(Data):
⟨
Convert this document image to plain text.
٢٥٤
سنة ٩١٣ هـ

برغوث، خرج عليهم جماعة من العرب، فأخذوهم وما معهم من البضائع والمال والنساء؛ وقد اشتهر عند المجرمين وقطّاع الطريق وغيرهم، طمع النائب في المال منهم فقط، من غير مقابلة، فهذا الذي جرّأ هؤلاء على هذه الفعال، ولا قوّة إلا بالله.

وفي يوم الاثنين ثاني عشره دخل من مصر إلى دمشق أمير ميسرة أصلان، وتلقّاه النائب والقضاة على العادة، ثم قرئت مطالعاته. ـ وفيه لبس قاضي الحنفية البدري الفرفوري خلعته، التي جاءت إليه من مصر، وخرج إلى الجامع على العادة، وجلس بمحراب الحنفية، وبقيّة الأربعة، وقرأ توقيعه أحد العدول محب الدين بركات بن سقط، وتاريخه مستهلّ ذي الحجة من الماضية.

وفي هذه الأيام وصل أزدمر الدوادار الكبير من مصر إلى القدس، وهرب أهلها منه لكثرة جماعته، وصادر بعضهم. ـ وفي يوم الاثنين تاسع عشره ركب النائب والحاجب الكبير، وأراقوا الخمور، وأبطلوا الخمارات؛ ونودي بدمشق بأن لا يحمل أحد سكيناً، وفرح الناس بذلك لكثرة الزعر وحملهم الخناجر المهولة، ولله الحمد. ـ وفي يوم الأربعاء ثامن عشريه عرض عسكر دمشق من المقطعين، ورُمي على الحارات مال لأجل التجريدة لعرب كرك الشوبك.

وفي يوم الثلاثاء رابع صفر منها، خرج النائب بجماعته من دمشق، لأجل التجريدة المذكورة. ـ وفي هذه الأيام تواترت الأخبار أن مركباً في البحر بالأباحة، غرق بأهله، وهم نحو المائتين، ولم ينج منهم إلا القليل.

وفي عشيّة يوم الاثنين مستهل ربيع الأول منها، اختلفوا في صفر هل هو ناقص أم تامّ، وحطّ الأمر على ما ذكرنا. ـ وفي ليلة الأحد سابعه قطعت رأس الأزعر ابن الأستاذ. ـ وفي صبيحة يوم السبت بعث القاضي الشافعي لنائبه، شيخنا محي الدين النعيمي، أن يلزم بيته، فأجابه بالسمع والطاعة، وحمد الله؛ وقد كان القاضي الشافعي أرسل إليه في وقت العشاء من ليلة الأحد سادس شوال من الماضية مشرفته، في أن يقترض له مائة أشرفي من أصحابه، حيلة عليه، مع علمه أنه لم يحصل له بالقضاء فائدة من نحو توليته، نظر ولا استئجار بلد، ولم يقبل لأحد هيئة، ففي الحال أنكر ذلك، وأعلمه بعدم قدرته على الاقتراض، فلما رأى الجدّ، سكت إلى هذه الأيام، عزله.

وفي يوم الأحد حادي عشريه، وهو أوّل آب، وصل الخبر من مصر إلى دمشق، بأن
⟩
(What you should do): In this exercise, repeat all entries exactly.

(Reply):
Convert this document image to plain text.
٢٥٤
سنة ٩١٣ هـ

برغوث، خرج عليهم جماعة من العرب، فأخذوهم وما معهم من البضائع والمال والنساء؛ وقد اشتهر عند المجرمين وقطّاع الطريق وغيرهم، طمع النائب في المال منهم فقط، من غير مقابلة، فهذا الذي جرّأ هؤلاء على هذه الفعال، ولا قوّة إلا بالله.

وفي يوم الاثنين ثاني عشره دخل من مصر إلى دمشق أمير ميسرة أصلان، وتلقّاه النائب والقضاة على العادة، ثم قرئت مطالعاته. ـ وفيه لبس قاضي الحنفية البدري الفرفوري خلعته، التي جاءت إليه من مصر، وخرج إلى الجامع على العادة، وجلس بمحراب الحنفية، وبقيّة الأربعة، وقرأ توقيعه أحد العدول محب الدين بركات بن سقط، وتاريخه مستهلّ ذي الحجة من الماضية.

وفي هذه الأيام وصل أزدمر الدوادار الكبير من مصر إلى القدس، وهرب أهلها منه لكثرة جماعته، وصادر بعضهم. ـ وفي يوم الاثنين تاسع عشره ركب النائب والحاجب الكبير، وأراقوا الخمور، وأبطلوا الخمارات؛ ونودي بدمشق بأن لا يحمل أحد سكيناً، وفرح الناس بذلك لكثرة الزعر وحملهم الخناجر المهولة، ولله الحمد. ـ وفي يوم الأربعاء ثامن عشريه عرض عسكر دمشق من المقطعين، ورُمي على الحارات مال لأجل التجريدة لعرب كرك الشوبك.

وفي يوم الثلاثاء رابع صفر منها، خرج النائب بجماعته من دمشق، لأجل التجريدة المذكورة. ـ وفي هذه الأيام تواترت الأخبار أن مركباً في البحر بالأباحة، غرق بأهله، وهم نحو المائتين، ولم ينج منهم إلا القليل.

وفي عشيّة يوم الاثنين مستهل ربيع الأول منها، اختلفوا في صفر هل هو ناقص أم تامّ، وحطّ الأمر على ما ذكرنا. ـ وفي ليلة الأحد سابعه قطعت رأس الأزعر ابن الأستاذ. ـ وفي صبيحة يوم السبت بعث القاضي الشافعي لنائبه، شيخنا محي الدين النعيمي، أن يلزم بيته، فأجابه بالسمع والطاعة، وحمد الله؛ وقد كان القاضي الشافعي أرسل إليه في وقت العشاء من ليلة الأحد سادس شوال من الماضية مشرفته، في أن يقترض له مائة أشرفي من أصحابه، حيلة عليه، مع علمه أنه لم يحصل له بالقضاء فائدة من نحو توليته، نظر ولا استئجار بلد، ولم يقبل لأحد هيئة، ففي الحال أنكر ذلك، وأعلمه بعدم قدرته على الاقتراض، فلما رأى الجدّ، سكت إلى هذه الأيام، عزله.

وفي يوم الأحد حادي عشريه، وهو أوّل آب، وصل الخبر من مصر إلى دمشق، بأن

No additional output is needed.